### EXERCISE INSTRUCTIONS
Transcribe the full listing exactly, and drop every picture.
-- START GIVEN RECORDS --
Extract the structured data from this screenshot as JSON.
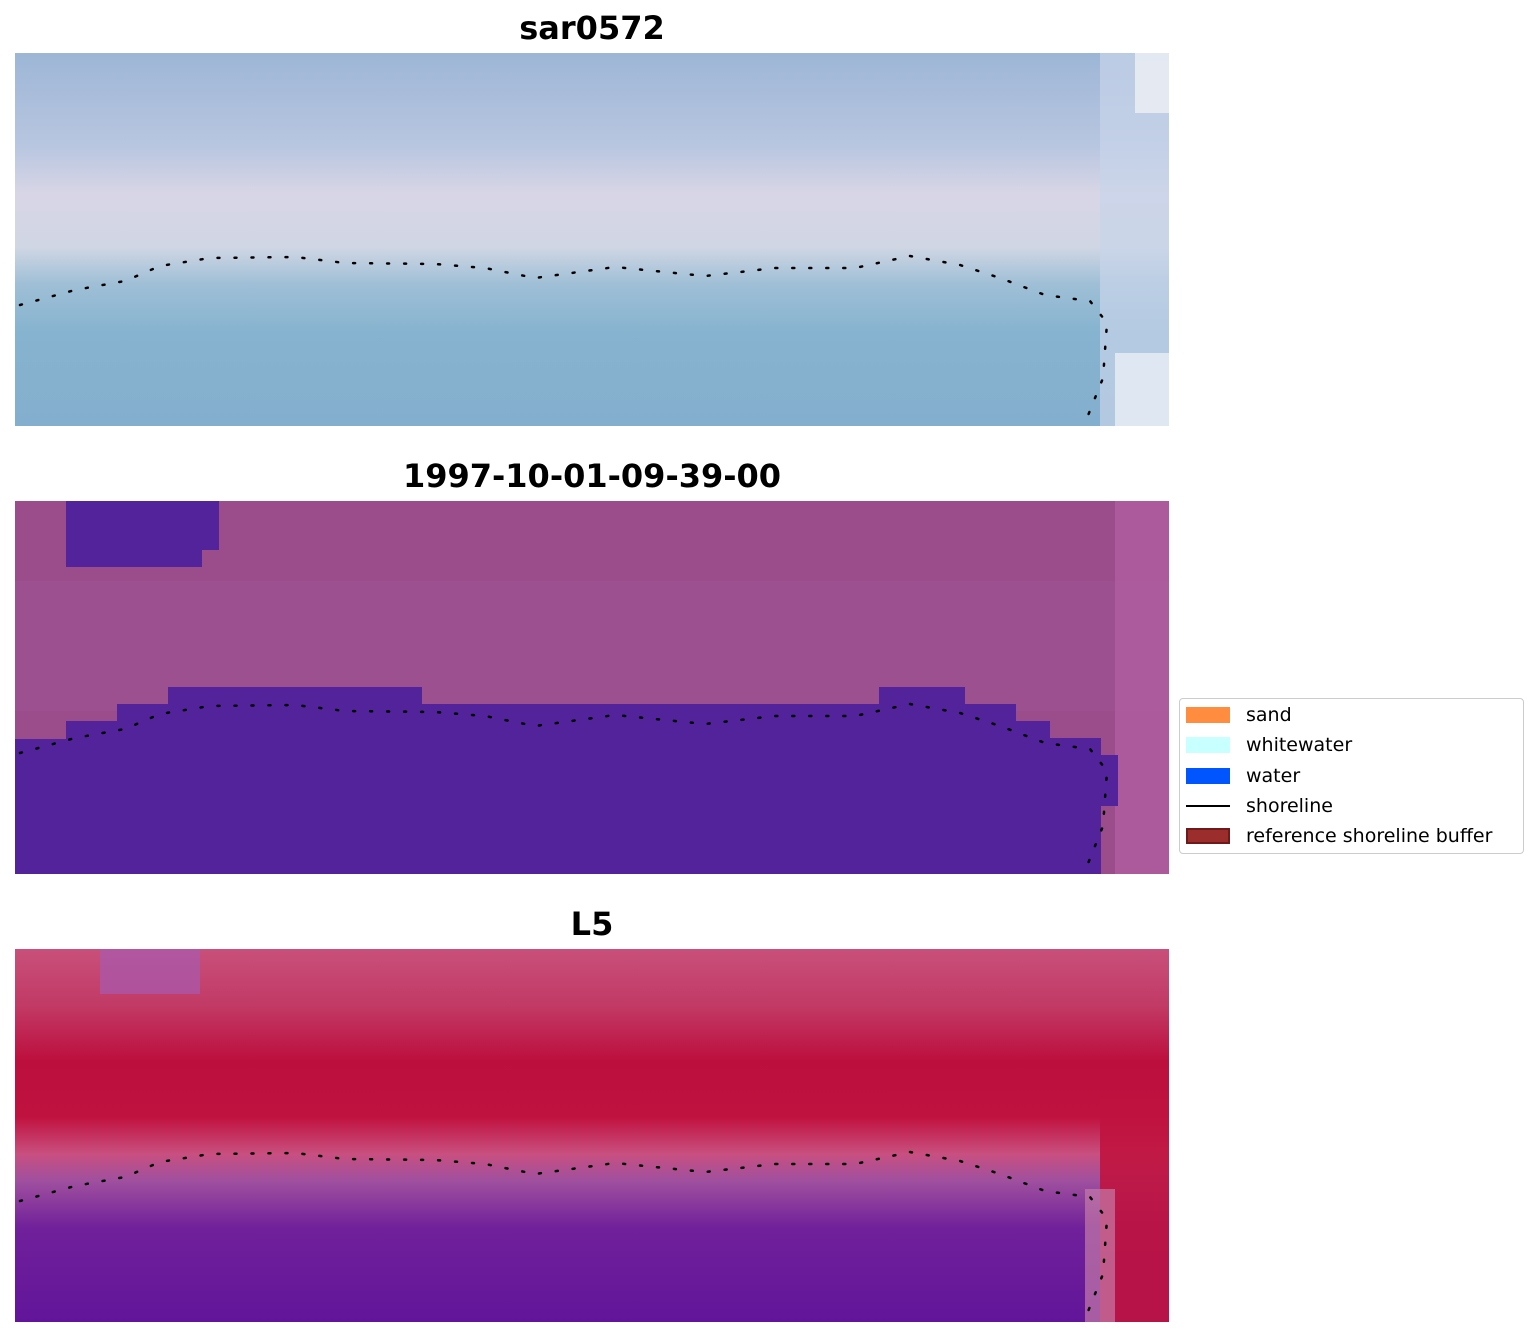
{
  "panels": [
    {
      "id": "rgb",
      "title": "sar0572"
    },
    {
      "id": "classified",
      "title": "1997-10-01-09-39-00"
    },
    {
      "id": "index",
      "title": "L5"
    }
  ],
  "legend": {
    "items": [
      {
        "label": "sand",
        "color": "#ff8c3f",
        "type": "patch"
      },
      {
        "label": "whitewater",
        "color": "#c8ffff",
        "type": "patch"
      },
      {
        "label": "water",
        "color": "#0055ff",
        "type": "patch"
      },
      {
        "label": "shoreline",
        "color": "#000000",
        "type": "line"
      },
      {
        "label": "reference shoreline buffer",
        "color": "#9b2d2d",
        "edge": "#6e1a1a",
        "type": "patch"
      }
    ]
  },
  "colors": {
    "rgb_land": "#c3cde0",
    "rgb_water": "#86b0cf",
    "classified_land": "#9a4d8a",
    "classified_water": "#52239a",
    "index_land": "#c3153f",
    "index_water": "#6a1596",
    "index_transition": "#c267a2"
  }
}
-- END GIVEN RECORDS --
### ANSWER FOR THIS EXERCISE
Extract the structured data from this screenshot as JSON.
{
  "panels": [
    {
      "id": "rgb",
      "title": "sar0572"
    },
    {
      "id": "classified",
      "title": "1997-10-01-09-39-00"
    },
    {
      "id": "index",
      "title": "L5"
    }
  ],
  "legend": {
    "items": [
      {
        "label": "sand",
        "color": "#ff8c3f",
        "type": "patch"
      },
      {
        "label": "whitewater",
        "color": "#c8ffff",
        "type": "patch"
      },
      {
        "label": "water",
        "color": "#0055ff",
        "type": "patch"
      },
      {
        "label": "shoreline",
        "color": "#000000",
        "type": "line"
      },
      {
        "label": "reference shoreline buffer",
        "color": "#9b2d2d",
        "edge": "#6e1a1a",
        "type": "patch"
      }
    ]
  },
  "colors": {
    "rgb_land": "#c3cde0",
    "rgb_water": "#86b0cf",
    "classified_land": "#9a4d8a",
    "classified_water": "#52239a",
    "index_land": "#c3153f",
    "index_water": "#6a1596",
    "index_transition": "#c267a2"
  }
}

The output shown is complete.